▸ **Exercise**: Leave the pictures out and transcribe every record exactly.

============================================================

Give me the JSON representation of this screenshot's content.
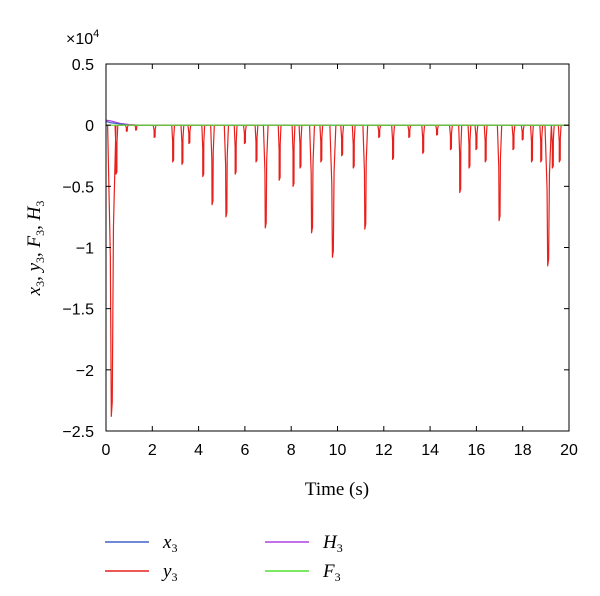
{
  "chart_data": {
    "type": "line",
    "title": "",
    "xlabel": "Time (s)",
    "ylabel": "x3, y3, F3, H3",
    "y_multiplier_label": "×10",
    "y_multiplier_exponent": "4",
    "xlim": [
      0,
      20
    ],
    "ylim": [
      -2.5,
      0.5
    ],
    "x_ticks": [
      0,
      2,
      4,
      6,
      8,
      10,
      12,
      14,
      16,
      18,
      20
    ],
    "y_ticks": [
      0.5,
      0,
      -0.5,
      -1,
      -1.5,
      -2,
      -2.5
    ],
    "x_tick_labels": [
      "0",
      "2",
      "4",
      "6",
      "8",
      "10",
      "12",
      "14",
      "16",
      "18",
      "20"
    ],
    "y_tick_labels": [
      "0.5",
      "0",
      "−0.5",
      "−1",
      "−1.5",
      "−2",
      "−2.5"
    ],
    "grid": false,
    "legend_placement": "bottom",
    "series": [
      {
        "name": "x3",
        "base": "x",
        "sub": "3",
        "color": "#4060c8",
        "x": [
          0,
          0.2,
          0.4,
          0.6,
          0.8,
          1.0,
          1.5,
          2.0,
          20
        ],
        "y": [
          0.03,
          0.02,
          0.015,
          0.01,
          0.005,
          0.0,
          0.0,
          0.0,
          0.0
        ]
      },
      {
        "name": "y3",
        "base": "y",
        "sub": "3",
        "color": "#e8201c",
        "spikes": [
          [
            0.25,
            -2.38
          ],
          [
            0.45,
            -0.4
          ],
          [
            0.9,
            -0.05
          ],
          [
            1.3,
            -0.04
          ],
          [
            2.1,
            -0.1
          ],
          [
            2.9,
            -0.3
          ],
          [
            3.3,
            -0.32
          ],
          [
            3.6,
            -0.15
          ],
          [
            4.2,
            -0.42
          ],
          [
            4.6,
            -0.65
          ],
          [
            5.2,
            -0.75
          ],
          [
            5.6,
            -0.4
          ],
          [
            6.0,
            -0.15
          ],
          [
            6.5,
            -0.3
          ],
          [
            6.9,
            -0.84
          ],
          [
            7.5,
            -0.45
          ],
          [
            8.1,
            -0.5
          ],
          [
            8.4,
            -0.35
          ],
          [
            8.9,
            -0.88
          ],
          [
            9.3,
            -0.3
          ],
          [
            9.8,
            -1.08
          ],
          [
            10.2,
            -0.25
          ],
          [
            10.7,
            -0.35
          ],
          [
            11.2,
            -0.85
          ],
          [
            11.8,
            -0.1
          ],
          [
            12.4,
            -0.28
          ],
          [
            13.1,
            -0.1
          ],
          [
            13.7,
            -0.23
          ],
          [
            14.3,
            -0.08
          ],
          [
            14.9,
            -0.2
          ],
          [
            15.3,
            -0.55
          ],
          [
            15.7,
            -0.35
          ],
          [
            16.0,
            -0.2
          ],
          [
            16.4,
            -0.3
          ],
          [
            17.0,
            -0.78
          ],
          [
            17.6,
            -0.2
          ],
          [
            18.0,
            -0.12
          ],
          [
            18.4,
            -0.3
          ],
          [
            18.8,
            -0.3
          ],
          [
            19.1,
            -1.15
          ],
          [
            19.3,
            -0.35
          ],
          [
            19.6,
            -0.3
          ]
        ]
      },
      {
        "name": "H3",
        "base": "H",
        "sub": "3",
        "color": "#b040e0",
        "x": [
          0,
          0.2,
          0.4,
          0.6,
          0.8,
          1.0,
          1.5,
          2.0,
          20
        ],
        "y": [
          0.04,
          0.035,
          0.025,
          0.015,
          0.01,
          0.005,
          0.0,
          0.0,
          0.0
        ]
      },
      {
        "name": "F3",
        "base": "F",
        "sub": "3",
        "color": "#50e030",
        "x": [
          0,
          20
        ],
        "y": [
          0.0,
          0.0
        ]
      }
    ]
  }
}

============================================================

▸ **Task response**:
Give me the JSON representation of this screenshot's content.
{
  "chart_data": {
    "type": "line",
    "title": "",
    "xlabel": "Time (s)",
    "ylabel": "x3, y3, F3, H3",
    "y_multiplier_label": "×10",
    "y_multiplier_exponent": "4",
    "xlim": [
      0,
      20
    ],
    "ylim": [
      -2.5,
      0.5
    ],
    "x_ticks": [
      0,
      2,
      4,
      6,
      8,
      10,
      12,
      14,
      16,
      18,
      20
    ],
    "y_ticks": [
      0.5,
      0,
      -0.5,
      -1,
      -1.5,
      -2,
      -2.5
    ],
    "x_tick_labels": [
      "0",
      "2",
      "4",
      "6",
      "8",
      "10",
      "12",
      "14",
      "16",
      "18",
      "20"
    ],
    "y_tick_labels": [
      "0.5",
      "0",
      "−0.5",
      "−1",
      "−1.5",
      "−2",
      "−2.5"
    ],
    "grid": false,
    "legend_placement": "bottom",
    "series": [
      {
        "name": "x3",
        "base": "x",
        "sub": "3",
        "color": "#4060c8",
        "x": [
          0,
          0.2,
          0.4,
          0.6,
          0.8,
          1.0,
          1.5,
          2.0,
          20
        ],
        "y": [
          0.03,
          0.02,
          0.015,
          0.01,
          0.005,
          0.0,
          0.0,
          0.0,
          0.0
        ]
      },
      {
        "name": "y3",
        "base": "y",
        "sub": "3",
        "color": "#e8201c",
        "spikes": [
          [
            0.25,
            -2.38
          ],
          [
            0.45,
            -0.4
          ],
          [
            0.9,
            -0.05
          ],
          [
            1.3,
            -0.04
          ],
          [
            2.1,
            -0.1
          ],
          [
            2.9,
            -0.3
          ],
          [
            3.3,
            -0.32
          ],
          [
            3.6,
            -0.15
          ],
          [
            4.2,
            -0.42
          ],
          [
            4.6,
            -0.65
          ],
          [
            5.2,
            -0.75
          ],
          [
            5.6,
            -0.4
          ],
          [
            6.0,
            -0.15
          ],
          [
            6.5,
            -0.3
          ],
          [
            6.9,
            -0.84
          ],
          [
            7.5,
            -0.45
          ],
          [
            8.1,
            -0.5
          ],
          [
            8.4,
            -0.35
          ],
          [
            8.9,
            -0.88
          ],
          [
            9.3,
            -0.3
          ],
          [
            9.8,
            -1.08
          ],
          [
            10.2,
            -0.25
          ],
          [
            10.7,
            -0.35
          ],
          [
            11.2,
            -0.85
          ],
          [
            11.8,
            -0.1
          ],
          [
            12.4,
            -0.28
          ],
          [
            13.1,
            -0.1
          ],
          [
            13.7,
            -0.23
          ],
          [
            14.3,
            -0.08
          ],
          [
            14.9,
            -0.2
          ],
          [
            15.3,
            -0.55
          ],
          [
            15.7,
            -0.35
          ],
          [
            16.0,
            -0.2
          ],
          [
            16.4,
            -0.3
          ],
          [
            17.0,
            -0.78
          ],
          [
            17.6,
            -0.2
          ],
          [
            18.0,
            -0.12
          ],
          [
            18.4,
            -0.3
          ],
          [
            18.8,
            -0.3
          ],
          [
            19.1,
            -1.15
          ],
          [
            19.3,
            -0.35
          ],
          [
            19.6,
            -0.3
          ]
        ]
      },
      {
        "name": "H3",
        "base": "H",
        "sub": "3",
        "color": "#b040e0",
        "x": [
          0,
          0.2,
          0.4,
          0.6,
          0.8,
          1.0,
          1.5,
          2.0,
          20
        ],
        "y": [
          0.04,
          0.035,
          0.025,
          0.015,
          0.01,
          0.005,
          0.0,
          0.0,
          0.0
        ]
      },
      {
        "name": "F3",
        "base": "F",
        "sub": "3",
        "color": "#50e030",
        "x": [
          0,
          20
        ],
        "y": [
          0.0,
          0.0
        ]
      }
    ]
  }
}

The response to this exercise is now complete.